START Excerpted text

22. Another aspect which throws doubt on the case of the prosecution is that according to the prosecution, during the occurrence, the accused removed the 'top' of the victim and thereafter removed her pant. The investigating agency has not made any attempts to seize those clothes which would have corroborated the say of the victim that she was wearing clothes as stated by her before the Court. In the absence of any such evidence, it is not safe to rely on the testimony of PW-4, that too, on account of the inconsistencies and contradictions discussed above.

23. All the above circumstances when cumulatively considered gives rise to strong element of doubt in the case of 18 the prosecution. These circumstances when analysized in the backdrop of the suggestion made to the prosecution witnesses and the stand taken up by the accused during his examination under section 313 Cr.P.C. would go to show that an attempt appears to have been made right from the beginning to implicate the accused in the alleged offence, apparently to evict him from the house. Even otherwise, the testimony of the victim PW-4 in the circumstances discussed above do not inspire confidence to hold that the incident had taken place as narrated by PW-4.

24. No doubt the sessions court has discussed the evidence of the victim-PW-4 and her parents-PW-2 and 3, but failed to take note of the fact that all the witnesses examined by the prosecution were either related or interested witnesses. Under the said circumstances, without proper corroboration, the sessions court ought not to have placed reliance on the testimony of the victim to record a finding of guilt against the accused. The sessions court has also failed to note the fact that the medical evidence was fabricated and it contradicted the case of the prosecution.

END Excerpted text

Please write a continuation of the judgment excerpt, starting right after its final sentence. The records come from a separate source and have no connection to the judgment excerpt.

START Data section

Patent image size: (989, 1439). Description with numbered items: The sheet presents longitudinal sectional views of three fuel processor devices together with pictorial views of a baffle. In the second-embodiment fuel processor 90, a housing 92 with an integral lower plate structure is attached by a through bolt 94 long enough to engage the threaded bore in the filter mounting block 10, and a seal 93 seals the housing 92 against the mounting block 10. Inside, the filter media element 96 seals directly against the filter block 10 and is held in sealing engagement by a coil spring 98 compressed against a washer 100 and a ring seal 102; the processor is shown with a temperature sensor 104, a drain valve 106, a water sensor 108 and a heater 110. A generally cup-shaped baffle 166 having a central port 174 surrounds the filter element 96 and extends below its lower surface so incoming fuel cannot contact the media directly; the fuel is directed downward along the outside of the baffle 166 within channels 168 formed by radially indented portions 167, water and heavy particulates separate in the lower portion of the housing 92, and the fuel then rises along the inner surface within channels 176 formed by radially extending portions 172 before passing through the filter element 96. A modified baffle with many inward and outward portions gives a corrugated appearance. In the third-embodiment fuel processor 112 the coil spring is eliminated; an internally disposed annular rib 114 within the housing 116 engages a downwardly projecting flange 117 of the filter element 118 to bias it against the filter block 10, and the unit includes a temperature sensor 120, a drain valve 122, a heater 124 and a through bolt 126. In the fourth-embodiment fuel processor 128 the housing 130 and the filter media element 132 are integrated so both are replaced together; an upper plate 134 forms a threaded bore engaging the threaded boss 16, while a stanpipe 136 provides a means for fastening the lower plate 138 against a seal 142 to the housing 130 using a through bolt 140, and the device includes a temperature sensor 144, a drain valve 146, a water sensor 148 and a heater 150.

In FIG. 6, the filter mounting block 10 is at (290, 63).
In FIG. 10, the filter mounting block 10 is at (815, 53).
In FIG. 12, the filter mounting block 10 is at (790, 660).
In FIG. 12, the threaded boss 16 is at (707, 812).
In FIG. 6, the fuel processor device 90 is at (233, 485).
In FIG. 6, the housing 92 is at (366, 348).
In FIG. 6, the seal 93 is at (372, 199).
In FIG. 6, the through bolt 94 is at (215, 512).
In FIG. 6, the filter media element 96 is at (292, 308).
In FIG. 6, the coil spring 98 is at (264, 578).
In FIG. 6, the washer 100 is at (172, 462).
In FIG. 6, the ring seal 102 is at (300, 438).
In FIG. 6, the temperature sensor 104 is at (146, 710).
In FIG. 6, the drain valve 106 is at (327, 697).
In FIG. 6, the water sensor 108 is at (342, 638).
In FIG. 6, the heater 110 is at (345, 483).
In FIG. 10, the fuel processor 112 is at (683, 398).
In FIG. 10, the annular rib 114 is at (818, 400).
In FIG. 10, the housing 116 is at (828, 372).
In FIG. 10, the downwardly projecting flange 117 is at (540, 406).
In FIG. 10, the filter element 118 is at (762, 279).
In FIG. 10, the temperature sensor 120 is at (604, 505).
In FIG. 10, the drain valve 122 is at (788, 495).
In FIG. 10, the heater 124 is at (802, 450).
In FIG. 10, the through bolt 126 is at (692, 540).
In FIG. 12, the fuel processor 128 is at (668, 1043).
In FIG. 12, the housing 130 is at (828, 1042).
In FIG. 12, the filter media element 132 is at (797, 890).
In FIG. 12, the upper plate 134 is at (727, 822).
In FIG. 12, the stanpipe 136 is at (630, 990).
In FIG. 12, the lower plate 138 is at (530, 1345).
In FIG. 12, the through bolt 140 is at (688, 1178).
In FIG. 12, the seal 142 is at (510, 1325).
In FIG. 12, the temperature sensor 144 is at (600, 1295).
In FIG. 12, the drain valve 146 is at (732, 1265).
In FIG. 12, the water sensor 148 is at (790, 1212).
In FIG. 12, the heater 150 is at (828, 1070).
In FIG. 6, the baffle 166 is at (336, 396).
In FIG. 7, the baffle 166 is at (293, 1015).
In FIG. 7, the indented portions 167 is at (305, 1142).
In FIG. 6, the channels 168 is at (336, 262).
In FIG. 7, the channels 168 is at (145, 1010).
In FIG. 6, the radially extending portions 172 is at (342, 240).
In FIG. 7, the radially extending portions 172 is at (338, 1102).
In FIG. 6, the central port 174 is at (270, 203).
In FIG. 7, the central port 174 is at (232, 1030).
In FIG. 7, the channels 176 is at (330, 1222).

END Data section

Answer for this exercise:
19

25. Another aspect that needs to be noted is that there is no clear evidence as to the time and place of arrest of the accused. It is not the case of the prosecution that the accused remained absconding after the incident. On the other hand, the circumstances brought out in the evidence of the investigating officer indicate that the accused was produced before the investigating officer on 04.04.2014 in the morning and there is no evidence as to the time and place from where he was arrested and the prosecution has not even prepared the arrest panchanama to show the circumstances of arrest of the accused which would have further thrown light on the case of the prosecution. Having regard to the suggestions made by the accused to the investigating officer, it can be safely inferred the accused was very much available in the house. The mother of the victim viz., PW-3 had gone to the extent of stating that when she was questioning the victim, the accused had come to her house and she talked with him. All these circumstances go to show that the accused did not run away from the spot and was very much available, which 20 again lends support to the contentions urged by the accused that he is a victim of false implication in the alleged offence.

26. Thus on reconsideration of the entire material on record, I am of the view that the prosecution has failed to prove the guilt of the accused beyond all reasonable doubt.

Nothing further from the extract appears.